## [Aim of the task]
Write out the material again exactly, please, and omit the pictures.
= = = = =
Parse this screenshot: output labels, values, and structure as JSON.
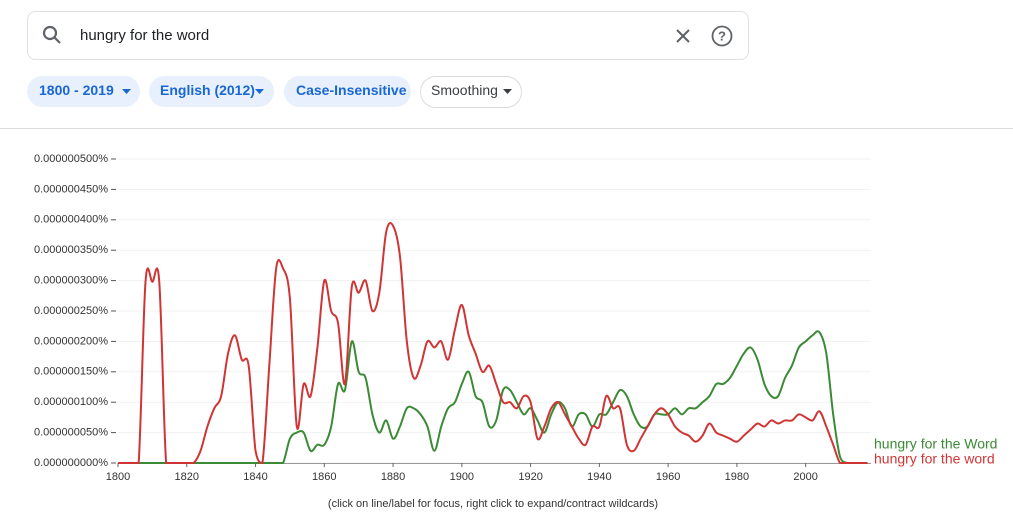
{
  "search": {
    "query": "hungry for the word"
  },
  "chips": [
    "1800 - 2019",
    "English (2012)",
    "Case-Insensitive",
    "Smoothing"
  ],
  "footnote": "(click on line/label for focus, right click to expand/contract wildcards)",
  "chart_data": {
    "type": "line",
    "x": [
      1800,
      1802,
      1804,
      1806,
      1808,
      1810,
      1812,
      1814,
      1816,
      1818,
      1820,
      1822,
      1824,
      1826,
      1828,
      1830,
      1832,
      1834,
      1836,
      1838,
      1840,
      1842,
      1844,
      1846,
      1848,
      1850,
      1852,
      1854,
      1856,
      1858,
      1860,
      1862,
      1864,
      1866,
      1868,
      1870,
      1872,
      1874,
      1876,
      1878,
      1880,
      1882,
      1884,
      1886,
      1888,
      1890,
      1892,
      1894,
      1896,
      1898,
      1900,
      1902,
      1904,
      1906,
      1908,
      1910,
      1912,
      1914,
      1916,
      1918,
      1920,
      1922,
      1924,
      1926,
      1928,
      1930,
      1932,
      1934,
      1936,
      1938,
      1940,
      1942,
      1944,
      1946,
      1948,
      1950,
      1952,
      1954,
      1956,
      1958,
      1960,
      1962,
      1964,
      1966,
      1968,
      1970,
      1972,
      1974,
      1976,
      1978,
      1980,
      1982,
      1984,
      1986,
      1988,
      1990,
      1992,
      1994,
      1996,
      1998,
      2000,
      2002,
      2004,
      2006,
      2008,
      2010,
      2012,
      2014,
      2016,
      2018
    ],
    "series": [
      {
        "name": "hungry for the Word",
        "color": "#3b8a35",
        "values": [
          0,
          0,
          0,
          0,
          0,
          0,
          0,
          0,
          0,
          0,
          0,
          0,
          0,
          0,
          0,
          0,
          0,
          0,
          0,
          0,
          0,
          0,
          0,
          0,
          0,
          4e-08,
          5e-08,
          5e-08,
          2e-08,
          3e-08,
          3e-08,
          6e-08,
          1.3e-07,
          1.2e-07,
          2e-07,
          1.5e-07,
          1.4e-07,
          8e-08,
          5e-08,
          7e-08,
          4e-08,
          6e-08,
          9e-08,
          9e-08,
          8e-08,
          6e-08,
          2e-08,
          6e-08,
          9e-08,
          1e-07,
          1.3e-07,
          1.5e-07,
          1.1e-07,
          1e-07,
          6e-08,
          7e-08,
          1.2e-07,
          1.2e-07,
          1e-07,
          8e-08,
          9e-08,
          7e-08,
          5e-08,
          8e-08,
          1e-07,
          9e-08,
          6e-08,
          8e-08,
          8e-08,
          6e-08,
          8e-08,
          8e-08,
          1e-07,
          1.2e-07,
          1.1e-07,
          8e-08,
          6e-08,
          6e-08,
          8e-08,
          8e-08,
          8e-08,
          9e-08,
          8e-08,
          9e-08,
          9e-08,
          1e-07,
          1.1e-07,
          1.3e-07,
          1.3e-07,
          1.4e-07,
          1.6e-07,
          1.8e-07,
          1.9e-07,
          1.7e-07,
          1.3e-07,
          1.1e-07,
          1.1e-07,
          1.4e-07,
          1.6e-07,
          1.9e-07,
          2e-07,
          2.1e-07,
          2.15e-07,
          1.8e-07,
          8e-08,
          1e-08,
          0,
          0,
          0,
          0
        ]
      },
      {
        "name": "hungry for the word",
        "color": "#d03536",
        "values": [
          0,
          0,
          0,
          0,
          2.98e-07,
          2.98e-07,
          2.98e-07,
          0,
          0,
          0,
          0,
          0,
          2e-08,
          6e-08,
          9e-08,
          1.1e-07,
          1.8e-07,
          2.1e-07,
          1.7e-07,
          1.6e-07,
          2e-08,
          0,
          1.6e-07,
          3.2e-07,
          3.2e-07,
          2.7e-07,
          6e-08,
          1.3e-07,
          1.1e-07,
          1.9e-07,
          3e-07,
          2.5e-07,
          2.3e-07,
          1.3e-07,
          2.9e-07,
          2.8e-07,
          3e-07,
          2.5e-07,
          2.8e-07,
          3.8e-07,
          3.9e-07,
          3.4e-07,
          2e-07,
          1.4e-07,
          1.6e-07,
          2e-07,
          1.9e-07,
          2e-07,
          1.7e-07,
          2.2e-07,
          2.6e-07,
          2.1e-07,
          1.8e-07,
          1.5e-07,
          1.6e-07,
          1.3e-07,
          1e-07,
          1e-07,
          9e-08,
          1.1e-07,
          1e-07,
          4e-08,
          6e-08,
          9e-08,
          1e-07,
          8e-08,
          6e-08,
          4e-08,
          3e-08,
          6e-08,
          6e-08,
          1.1e-07,
          9e-08,
          9e-08,
          3e-08,
          2e-08,
          4e-08,
          6e-08,
          8e-08,
          9e-08,
          8e-08,
          6e-08,
          5e-08,
          4.5e-08,
          3.5e-08,
          4.5e-08,
          6.5e-08,
          5e-08,
          4.5e-08,
          4e-08,
          3.5e-08,
          4.5e-08,
          5.5e-08,
          6.5e-08,
          6e-08,
          7e-08,
          6.5e-08,
          7e-08,
          7e-08,
          8e-08,
          7.5e-08,
          7e-08,
          8.5e-08,
          6e-08,
          3e-08,
          0,
          0,
          0,
          0,
          0
        ]
      }
    ],
    "xlim": [
      1800,
      2019
    ],
    "xticks": [
      1800,
      1820,
      1840,
      1860,
      1880,
      1900,
      1920,
      1940,
      1960,
      1980,
      2000
    ],
    "ylim": [
      0,
      5e-07
    ],
    "yticks": [
      {
        "value": 0,
        "label": "0.000000000%"
      },
      {
        "value": 5e-08,
        "label": "0.000000050%"
      },
      {
        "value": 1e-07,
        "label": "0.000000100%"
      },
      {
        "value": 1.5e-07,
        "label": "0.000000150%"
      },
      {
        "value": 2e-07,
        "label": "0.000000200%"
      },
      {
        "value": 2.5e-07,
        "label": "0.000000250%"
      },
      {
        "value": 3e-07,
        "label": "0.000000300%"
      },
      {
        "value": 3.5e-07,
        "label": "0.000000350%"
      },
      {
        "value": 4e-07,
        "label": "0.000000400%"
      },
      {
        "value": 4.5e-07,
        "label": "0.000000450%"
      },
      {
        "value": 5e-07,
        "label": "0.000000500%"
      }
    ],
    "grid": true
  }
}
= = = = =
## [Complete answer]
Parse this screenshot: output labels, values, and structure as JSON.
{
  "search": {
    "query": "hungry for the word"
  },
  "chips": [
    "1800 - 2019",
    "English (2012)",
    "Case-Insensitive",
    "Smoothing"
  ],
  "footnote": "(click on line/label for focus, right click to expand/contract wildcards)",
  "chart_data": {
    "type": "line",
    "x": [
      1800,
      1802,
      1804,
      1806,
      1808,
      1810,
      1812,
      1814,
      1816,
      1818,
      1820,
      1822,
      1824,
      1826,
      1828,
      1830,
      1832,
      1834,
      1836,
      1838,
      1840,
      1842,
      1844,
      1846,
      1848,
      1850,
      1852,
      1854,
      1856,
      1858,
      1860,
      1862,
      1864,
      1866,
      1868,
      1870,
      1872,
      1874,
      1876,
      1878,
      1880,
      1882,
      1884,
      1886,
      1888,
      1890,
      1892,
      1894,
      1896,
      1898,
      1900,
      1902,
      1904,
      1906,
      1908,
      1910,
      1912,
      1914,
      1916,
      1918,
      1920,
      1922,
      1924,
      1926,
      1928,
      1930,
      1932,
      1934,
      1936,
      1938,
      1940,
      1942,
      1944,
      1946,
      1948,
      1950,
      1952,
      1954,
      1956,
      1958,
      1960,
      1962,
      1964,
      1966,
      1968,
      1970,
      1972,
      1974,
      1976,
      1978,
      1980,
      1982,
      1984,
      1986,
      1988,
      1990,
      1992,
      1994,
      1996,
      1998,
      2000,
      2002,
      2004,
      2006,
      2008,
      2010,
      2012,
      2014,
      2016,
      2018
    ],
    "series": [
      {
        "name": "hungry for the Word",
        "color": "#3b8a35",
        "values": [
          0,
          0,
          0,
          0,
          0,
          0,
          0,
          0,
          0,
          0,
          0,
          0,
          0,
          0,
          0,
          0,
          0,
          0,
          0,
          0,
          0,
          0,
          0,
          0,
          0,
          4e-08,
          5e-08,
          5e-08,
          2e-08,
          3e-08,
          3e-08,
          6e-08,
          1.3e-07,
          1.2e-07,
          2e-07,
          1.5e-07,
          1.4e-07,
          8e-08,
          5e-08,
          7e-08,
          4e-08,
          6e-08,
          9e-08,
          9e-08,
          8e-08,
          6e-08,
          2e-08,
          6e-08,
          9e-08,
          1e-07,
          1.3e-07,
          1.5e-07,
          1.1e-07,
          1e-07,
          6e-08,
          7e-08,
          1.2e-07,
          1.2e-07,
          1e-07,
          8e-08,
          9e-08,
          7e-08,
          5e-08,
          8e-08,
          1e-07,
          9e-08,
          6e-08,
          8e-08,
          8e-08,
          6e-08,
          8e-08,
          8e-08,
          1e-07,
          1.2e-07,
          1.1e-07,
          8e-08,
          6e-08,
          6e-08,
          8e-08,
          8e-08,
          8e-08,
          9e-08,
          8e-08,
          9e-08,
          9e-08,
          1e-07,
          1.1e-07,
          1.3e-07,
          1.3e-07,
          1.4e-07,
          1.6e-07,
          1.8e-07,
          1.9e-07,
          1.7e-07,
          1.3e-07,
          1.1e-07,
          1.1e-07,
          1.4e-07,
          1.6e-07,
          1.9e-07,
          2e-07,
          2.1e-07,
          2.15e-07,
          1.8e-07,
          8e-08,
          1e-08,
          0,
          0,
          0,
          0
        ]
      },
      {
        "name": "hungry for the word",
        "color": "#d03536",
        "values": [
          0,
          0,
          0,
          0,
          2.98e-07,
          2.98e-07,
          2.98e-07,
          0,
          0,
          0,
          0,
          0,
          2e-08,
          6e-08,
          9e-08,
          1.1e-07,
          1.8e-07,
          2.1e-07,
          1.7e-07,
          1.6e-07,
          2e-08,
          0,
          1.6e-07,
          3.2e-07,
          3.2e-07,
          2.7e-07,
          6e-08,
          1.3e-07,
          1.1e-07,
          1.9e-07,
          3e-07,
          2.5e-07,
          2.3e-07,
          1.3e-07,
          2.9e-07,
          2.8e-07,
          3e-07,
          2.5e-07,
          2.8e-07,
          3.8e-07,
          3.9e-07,
          3.4e-07,
          2e-07,
          1.4e-07,
          1.6e-07,
          2e-07,
          1.9e-07,
          2e-07,
          1.7e-07,
          2.2e-07,
          2.6e-07,
          2.1e-07,
          1.8e-07,
          1.5e-07,
          1.6e-07,
          1.3e-07,
          1e-07,
          1e-07,
          9e-08,
          1.1e-07,
          1e-07,
          4e-08,
          6e-08,
          9e-08,
          1e-07,
          8e-08,
          6e-08,
          4e-08,
          3e-08,
          6e-08,
          6e-08,
          1.1e-07,
          9e-08,
          9e-08,
          3e-08,
          2e-08,
          4e-08,
          6e-08,
          8e-08,
          9e-08,
          8e-08,
          6e-08,
          5e-08,
          4.5e-08,
          3.5e-08,
          4.5e-08,
          6.5e-08,
          5e-08,
          4.5e-08,
          4e-08,
          3.5e-08,
          4.5e-08,
          5.5e-08,
          6.5e-08,
          6e-08,
          7e-08,
          6.5e-08,
          7e-08,
          7e-08,
          8e-08,
          7.5e-08,
          7e-08,
          8.5e-08,
          6e-08,
          3e-08,
          0,
          0,
          0,
          0,
          0
        ]
      }
    ],
    "xlim": [
      1800,
      2019
    ],
    "xticks": [
      1800,
      1820,
      1840,
      1860,
      1880,
      1900,
      1920,
      1940,
      1960,
      1980,
      2000
    ],
    "ylim": [
      0,
      5e-07
    ],
    "yticks": [
      {
        "value": 0,
        "label": "0.000000000%"
      },
      {
        "value": 5e-08,
        "label": "0.000000050%"
      },
      {
        "value": 1e-07,
        "label": "0.000000100%"
      },
      {
        "value": 1.5e-07,
        "label": "0.000000150%"
      },
      {
        "value": 2e-07,
        "label": "0.000000200%"
      },
      {
        "value": 2.5e-07,
        "label": "0.000000250%"
      },
      {
        "value": 3e-07,
        "label": "0.000000300%"
      },
      {
        "value": 3.5e-07,
        "label": "0.000000350%"
      },
      {
        "value": 4e-07,
        "label": "0.000000400%"
      },
      {
        "value": 4.5e-07,
        "label": "0.000000450%"
      },
      {
        "value": 5e-07,
        "label": "0.000000500%"
      }
    ],
    "grid": true
  }
}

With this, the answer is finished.